Description of the task:
Locate every line in the material below that has the word "nVWS". Copy each of those lines.

Collected data:
┌──
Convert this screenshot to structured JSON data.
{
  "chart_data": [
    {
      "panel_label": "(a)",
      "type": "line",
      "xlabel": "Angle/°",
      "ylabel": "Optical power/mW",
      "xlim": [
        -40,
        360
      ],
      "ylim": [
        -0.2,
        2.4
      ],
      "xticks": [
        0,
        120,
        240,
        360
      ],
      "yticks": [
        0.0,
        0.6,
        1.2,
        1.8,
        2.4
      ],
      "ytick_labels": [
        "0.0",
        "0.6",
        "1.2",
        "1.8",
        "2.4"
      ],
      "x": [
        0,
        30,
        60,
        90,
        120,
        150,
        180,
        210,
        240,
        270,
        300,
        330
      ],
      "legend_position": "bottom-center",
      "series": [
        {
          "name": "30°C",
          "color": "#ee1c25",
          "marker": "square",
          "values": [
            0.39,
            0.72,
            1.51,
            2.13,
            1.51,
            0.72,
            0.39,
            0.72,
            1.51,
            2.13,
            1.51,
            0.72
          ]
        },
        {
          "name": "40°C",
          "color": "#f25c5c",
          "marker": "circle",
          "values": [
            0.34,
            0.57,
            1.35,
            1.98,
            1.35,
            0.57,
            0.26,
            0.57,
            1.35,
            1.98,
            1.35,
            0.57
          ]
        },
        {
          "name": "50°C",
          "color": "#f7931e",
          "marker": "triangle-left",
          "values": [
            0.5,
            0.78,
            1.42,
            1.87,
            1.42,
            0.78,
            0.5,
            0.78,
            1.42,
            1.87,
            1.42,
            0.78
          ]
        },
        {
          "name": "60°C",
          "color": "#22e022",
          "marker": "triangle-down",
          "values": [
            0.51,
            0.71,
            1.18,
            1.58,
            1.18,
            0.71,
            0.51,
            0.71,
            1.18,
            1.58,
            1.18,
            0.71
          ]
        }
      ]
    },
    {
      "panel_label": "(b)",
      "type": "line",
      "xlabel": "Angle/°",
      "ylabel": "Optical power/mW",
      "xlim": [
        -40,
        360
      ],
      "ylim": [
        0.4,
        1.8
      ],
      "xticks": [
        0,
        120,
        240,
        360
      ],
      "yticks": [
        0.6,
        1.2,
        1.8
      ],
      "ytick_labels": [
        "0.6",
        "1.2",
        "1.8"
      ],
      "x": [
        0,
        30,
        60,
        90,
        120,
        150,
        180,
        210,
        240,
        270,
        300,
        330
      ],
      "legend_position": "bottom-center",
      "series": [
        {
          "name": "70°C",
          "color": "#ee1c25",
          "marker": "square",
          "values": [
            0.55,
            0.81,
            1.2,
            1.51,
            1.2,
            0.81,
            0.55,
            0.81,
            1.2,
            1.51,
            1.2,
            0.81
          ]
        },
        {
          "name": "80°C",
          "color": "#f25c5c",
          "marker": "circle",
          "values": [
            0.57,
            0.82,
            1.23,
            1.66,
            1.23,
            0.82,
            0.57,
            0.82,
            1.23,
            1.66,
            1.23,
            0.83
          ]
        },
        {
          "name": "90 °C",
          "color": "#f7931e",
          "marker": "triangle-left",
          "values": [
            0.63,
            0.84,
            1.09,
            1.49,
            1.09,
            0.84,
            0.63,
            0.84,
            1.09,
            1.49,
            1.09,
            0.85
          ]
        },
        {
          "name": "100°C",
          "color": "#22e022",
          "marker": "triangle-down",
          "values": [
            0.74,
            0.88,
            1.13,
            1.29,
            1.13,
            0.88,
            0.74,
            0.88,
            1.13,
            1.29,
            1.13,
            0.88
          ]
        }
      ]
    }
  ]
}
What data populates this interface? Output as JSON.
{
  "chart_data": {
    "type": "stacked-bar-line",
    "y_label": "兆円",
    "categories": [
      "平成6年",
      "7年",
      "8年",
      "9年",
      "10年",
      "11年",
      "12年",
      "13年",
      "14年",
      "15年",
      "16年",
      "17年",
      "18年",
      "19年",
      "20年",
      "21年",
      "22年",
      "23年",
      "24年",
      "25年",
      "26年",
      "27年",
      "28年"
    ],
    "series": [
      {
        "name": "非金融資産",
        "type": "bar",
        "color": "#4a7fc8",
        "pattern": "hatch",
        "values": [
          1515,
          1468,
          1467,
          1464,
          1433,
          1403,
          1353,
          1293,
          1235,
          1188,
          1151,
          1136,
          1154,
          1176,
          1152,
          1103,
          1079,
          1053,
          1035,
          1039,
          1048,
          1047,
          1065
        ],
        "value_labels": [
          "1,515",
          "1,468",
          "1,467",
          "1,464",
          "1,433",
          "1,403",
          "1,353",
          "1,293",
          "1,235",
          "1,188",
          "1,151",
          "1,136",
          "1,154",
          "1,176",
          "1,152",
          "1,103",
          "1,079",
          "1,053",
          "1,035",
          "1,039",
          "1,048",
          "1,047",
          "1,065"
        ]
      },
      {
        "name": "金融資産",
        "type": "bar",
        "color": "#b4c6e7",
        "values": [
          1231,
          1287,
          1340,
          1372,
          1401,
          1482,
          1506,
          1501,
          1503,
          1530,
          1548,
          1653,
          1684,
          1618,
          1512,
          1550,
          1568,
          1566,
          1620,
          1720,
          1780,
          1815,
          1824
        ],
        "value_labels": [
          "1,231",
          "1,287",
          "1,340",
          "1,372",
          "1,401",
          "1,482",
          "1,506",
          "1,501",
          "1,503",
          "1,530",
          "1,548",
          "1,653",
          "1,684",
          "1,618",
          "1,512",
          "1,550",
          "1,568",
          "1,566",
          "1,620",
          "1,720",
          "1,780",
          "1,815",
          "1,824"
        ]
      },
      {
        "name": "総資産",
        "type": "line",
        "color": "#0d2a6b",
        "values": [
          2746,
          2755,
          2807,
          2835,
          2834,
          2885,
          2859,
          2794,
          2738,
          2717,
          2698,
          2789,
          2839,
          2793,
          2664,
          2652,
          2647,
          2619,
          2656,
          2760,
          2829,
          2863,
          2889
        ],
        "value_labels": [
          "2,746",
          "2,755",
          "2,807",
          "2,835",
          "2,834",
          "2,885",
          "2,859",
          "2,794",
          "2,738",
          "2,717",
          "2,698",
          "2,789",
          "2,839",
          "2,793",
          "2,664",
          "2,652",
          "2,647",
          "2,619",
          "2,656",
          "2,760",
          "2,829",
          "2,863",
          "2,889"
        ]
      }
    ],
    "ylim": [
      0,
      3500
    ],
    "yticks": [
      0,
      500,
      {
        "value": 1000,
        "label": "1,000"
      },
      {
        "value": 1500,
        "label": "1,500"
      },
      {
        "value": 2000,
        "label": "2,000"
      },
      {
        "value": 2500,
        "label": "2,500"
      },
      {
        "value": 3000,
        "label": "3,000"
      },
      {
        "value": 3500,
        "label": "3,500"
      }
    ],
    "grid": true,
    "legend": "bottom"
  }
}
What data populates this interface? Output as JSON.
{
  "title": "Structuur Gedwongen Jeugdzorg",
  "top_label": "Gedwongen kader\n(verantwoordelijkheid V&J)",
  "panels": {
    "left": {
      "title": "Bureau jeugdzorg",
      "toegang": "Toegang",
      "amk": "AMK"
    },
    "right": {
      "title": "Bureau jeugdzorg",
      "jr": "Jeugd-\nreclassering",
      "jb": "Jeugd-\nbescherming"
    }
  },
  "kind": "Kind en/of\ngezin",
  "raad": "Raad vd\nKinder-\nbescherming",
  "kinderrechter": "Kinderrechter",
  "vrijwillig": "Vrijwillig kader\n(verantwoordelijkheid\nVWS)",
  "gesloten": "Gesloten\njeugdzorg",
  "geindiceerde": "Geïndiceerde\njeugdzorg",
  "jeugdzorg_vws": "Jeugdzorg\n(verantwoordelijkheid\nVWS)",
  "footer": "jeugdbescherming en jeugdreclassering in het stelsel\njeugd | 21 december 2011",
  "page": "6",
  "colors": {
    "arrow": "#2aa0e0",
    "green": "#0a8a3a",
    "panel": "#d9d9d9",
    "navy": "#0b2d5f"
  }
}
└──
Written reply:
  "vrijwillig": "Vrijwillig kader\n(verantwoordelijkheid\nVWS)",
  "jeugdzorg_vws": "Jeugdzorg\n(verantwoordelijkheid\nVWS)",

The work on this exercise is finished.